**Exercise objective:** Transcribe the material below exactly as it appears.

Start of Given information

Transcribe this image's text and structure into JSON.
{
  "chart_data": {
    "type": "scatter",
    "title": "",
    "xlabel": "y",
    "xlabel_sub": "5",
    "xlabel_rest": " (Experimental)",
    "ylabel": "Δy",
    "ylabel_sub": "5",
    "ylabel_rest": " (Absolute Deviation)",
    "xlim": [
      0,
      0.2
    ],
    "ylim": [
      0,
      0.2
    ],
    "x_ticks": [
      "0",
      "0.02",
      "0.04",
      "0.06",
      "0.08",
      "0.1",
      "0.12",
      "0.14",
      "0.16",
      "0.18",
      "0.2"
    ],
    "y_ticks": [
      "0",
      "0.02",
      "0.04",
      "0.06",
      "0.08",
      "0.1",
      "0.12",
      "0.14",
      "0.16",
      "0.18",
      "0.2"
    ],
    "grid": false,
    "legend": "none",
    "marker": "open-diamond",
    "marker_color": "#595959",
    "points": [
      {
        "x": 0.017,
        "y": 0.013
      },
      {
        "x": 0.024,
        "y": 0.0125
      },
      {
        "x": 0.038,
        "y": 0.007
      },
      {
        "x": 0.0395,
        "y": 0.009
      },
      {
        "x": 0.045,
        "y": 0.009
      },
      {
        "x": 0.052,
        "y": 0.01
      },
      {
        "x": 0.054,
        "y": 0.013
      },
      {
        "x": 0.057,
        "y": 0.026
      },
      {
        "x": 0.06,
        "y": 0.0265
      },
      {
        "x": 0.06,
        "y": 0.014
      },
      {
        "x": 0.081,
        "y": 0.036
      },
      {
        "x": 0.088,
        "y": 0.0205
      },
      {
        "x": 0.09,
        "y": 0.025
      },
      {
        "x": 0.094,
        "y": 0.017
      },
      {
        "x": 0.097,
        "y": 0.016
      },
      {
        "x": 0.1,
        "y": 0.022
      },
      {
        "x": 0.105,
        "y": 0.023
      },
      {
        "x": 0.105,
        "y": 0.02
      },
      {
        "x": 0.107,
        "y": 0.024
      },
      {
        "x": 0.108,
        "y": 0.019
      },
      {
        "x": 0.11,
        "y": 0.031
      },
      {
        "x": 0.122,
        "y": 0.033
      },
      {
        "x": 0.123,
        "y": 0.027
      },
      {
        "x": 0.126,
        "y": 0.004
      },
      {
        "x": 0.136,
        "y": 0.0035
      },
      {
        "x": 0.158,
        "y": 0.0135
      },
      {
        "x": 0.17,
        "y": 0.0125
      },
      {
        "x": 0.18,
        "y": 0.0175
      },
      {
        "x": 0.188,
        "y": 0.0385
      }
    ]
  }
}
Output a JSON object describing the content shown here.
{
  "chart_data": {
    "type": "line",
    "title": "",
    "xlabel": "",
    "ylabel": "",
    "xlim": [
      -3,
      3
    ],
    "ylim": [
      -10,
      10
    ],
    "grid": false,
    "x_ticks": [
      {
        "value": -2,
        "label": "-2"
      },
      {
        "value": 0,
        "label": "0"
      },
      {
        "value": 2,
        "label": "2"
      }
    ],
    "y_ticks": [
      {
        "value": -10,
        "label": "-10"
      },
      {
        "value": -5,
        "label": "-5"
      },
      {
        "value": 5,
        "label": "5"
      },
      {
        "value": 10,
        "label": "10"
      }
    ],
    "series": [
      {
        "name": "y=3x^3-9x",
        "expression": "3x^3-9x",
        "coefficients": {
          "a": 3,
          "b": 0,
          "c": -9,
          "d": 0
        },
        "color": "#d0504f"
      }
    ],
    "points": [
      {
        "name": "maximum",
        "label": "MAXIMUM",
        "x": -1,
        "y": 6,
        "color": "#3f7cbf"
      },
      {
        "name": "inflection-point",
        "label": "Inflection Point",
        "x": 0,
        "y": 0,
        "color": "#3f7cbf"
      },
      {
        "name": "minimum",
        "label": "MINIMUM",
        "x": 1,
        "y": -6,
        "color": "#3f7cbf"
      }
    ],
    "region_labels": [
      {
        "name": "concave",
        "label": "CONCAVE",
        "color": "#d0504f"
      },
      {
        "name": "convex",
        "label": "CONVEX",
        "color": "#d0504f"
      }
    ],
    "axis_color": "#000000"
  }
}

End of Given information

**Task output:**
Transcribe this image's text and structure into JSON.
{
  "chart_data": {
    "type": "scatter",
    "title": "",
    "xlabel": "y",
    "xlabel_sub": "5",
    "xlabel_rest": " (Experimental)",
    "ylabel": "Δy",
    "ylabel_sub": "5",
    "ylabel_rest": " (Absolute Deviation)",
    "xlim": [
      0,
      0.2
    ],
    "ylim": [
      0,
      0.2
    ],
    "x_ticks": [
      "0",
      "0.02",
      "0.04",
      "0.06",
      "0.08",
      "0.1",
      "0.12",
      "0.14",
      "0.16",
      "0.18",
      "0.2"
    ],
    "y_ticks": [
      "0",
      "0.02",
      "0.04",
      "0.06",
      "0.08",
      "0.1",
      "0.12",
      "0.14",
      "0.16",
      "0.18",
      "0.2"
    ],
    "grid": false,
    "legend": "none",
    "marker": "open-diamond",
    "marker_color": "#595959",
    "points": [
      {
        "x": 0.017,
        "y": 0.013
      },
      {
        "x": 0.024,
        "y": 0.0125
      },
      {
        "x": 0.038,
        "y": 0.007
      },
      {
        "x": 0.0395,
        "y": 0.009
      },
      {
        "x": 0.045,
        "y": 0.009
      },
      {
        "x": 0.052,
        "y": 0.01
      },
      {
        "x": 0.054,
        "y": 0.013
      },
      {
        "x": 0.057,
        "y": 0.026
      },
      {
        "x": 0.06,
        "y": 0.0265
      },
      {
        "x": 0.06,
        "y": 0.014
      },
      {
        "x": 0.081,
        "y": 0.036
      },
      {
        "x": 0.088,
        "y": 0.0205
      },
      {
        "x": 0.09,
        "y": 0.025
      },
      {
        "x": 0.094,
        "y": 0.017
      },
      {
        "x": 0.097,
        "y": 0.016
      },
      {
        "x": 0.1,
        "y": 0.022
      },
      {
        "x": 0.105,
        "y": 0.023
      },
      {
        "x": 0.105,
        "y": 0.02
      },
      {
        "x": 0.107,
        "y": 0.024
      },
      {
        "x": 0.108,
        "y": 0.019
      },
      {
        "x": 0.11,
        "y": 0.031
      },
      {
        "x": 0.122,
        "y": 0.033
      },
      {
        "x": 0.123,
        "y": 0.027
      },
      {
        "x": 0.126,
        "y": 0.004
      },
      {
        "x": 0.136,
        "y": 0.0035
      },
      {
        "x": 0.158,
        "y": 0.0135
      },
      {
        "x": 0.17,
        "y": 0.0125
      },
      {
        "x": 0.18,
        "y": 0.0175
      },
      {
        "x": 0.188,
        "y": 0.0385
      }
    ]
  }
}
Output a JSON object describing the content shown here.
{
  "chart_data": {
    "type": "line",
    "title": "",
    "xlabel": "",
    "ylabel": "",
    "xlim": [
      -3,
      3
    ],
    "ylim": [
      -10,
      10
    ],
    "grid": false,
    "x_ticks": [
      {
        "value": -2,
        "label": "-2"
      },
      {
        "value": 0,
        "label": "0"
      },
      {
        "value": 2,
        "label": "2"
      }
    ],
    "y_ticks": [
      {
        "value": -10,
        "label": "-10"
      },
      {
        "value": -5,
        "label": "-5"
      },
      {
        "value": 5,
        "label": "5"
      },
      {
        "value": 10,
        "label": "10"
      }
    ],
    "series": [
      {
        "name": "y=3x^3-9x",
        "expression": "3x^3-9x",
        "coefficients": {
          "a": 3,
          "b": 0,
          "c": -9,
          "d": 0
        },
        "color": "#d0504f"
      }
    ],
    "points": [
      {
        "name": "maximum",
        "label": "MAXIMUM",
        "x": -1,
        "y": 6,
        "color": "#3f7cbf"
      },
      {
        "name": "inflection-point",
        "label": "Inflection Point",
        "x": 0,
        "y": 0,
        "color": "#3f7cbf"
      },
      {
        "name": "minimum",
        "label": "MINIMUM",
        "x": 1,
        "y": -6,
        "color": "#3f7cbf"
      }
    ],
    "region_labels": [
      {
        "name": "concave",
        "label": "CONCAVE",
        "color": "#d0504f"
      },
      {
        "name": "convex",
        "label": "CONVEX",
        "color": "#d0504f"
      }
    ],
    "axis_color": "#000000"
  }
}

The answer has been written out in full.